_CONSEGNA_: Riscrivi i record qui sotto sostituendo "bounding boxes" con "box coordinates" e lascia invariato tutto il resto.

_Voci tratte da un dataset_:
++++++++++

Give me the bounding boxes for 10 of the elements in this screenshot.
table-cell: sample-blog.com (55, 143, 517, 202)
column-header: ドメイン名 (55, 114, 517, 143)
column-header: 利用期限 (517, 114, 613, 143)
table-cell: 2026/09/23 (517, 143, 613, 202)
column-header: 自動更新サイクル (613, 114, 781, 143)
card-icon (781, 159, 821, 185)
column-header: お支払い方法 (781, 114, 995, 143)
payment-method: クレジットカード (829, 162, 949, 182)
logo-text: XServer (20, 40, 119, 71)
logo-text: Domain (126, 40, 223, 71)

++++++++++

_RISPOSTA ALLA CONSEGNA_:
Give me the box coordinates for 10 of the elements in this screenshot.
table-cell: sample-blog.com (55, 143, 517, 202)
column-header: ドメイン名 (55, 114, 517, 143)
column-header: 利用期限 (517, 114, 613, 143)
table-cell: 2026/09/23 (517, 143, 613, 202)
column-header: 自動更新サイクル (613, 114, 781, 143)
card-icon (781, 159, 821, 185)
column-header: お支払い方法 (781, 114, 995, 143)
payment-method: クレジットカード (829, 162, 949, 182)
logo-text: XServer (20, 40, 119, 71)
logo-text: Domain (126, 40, 223, 71)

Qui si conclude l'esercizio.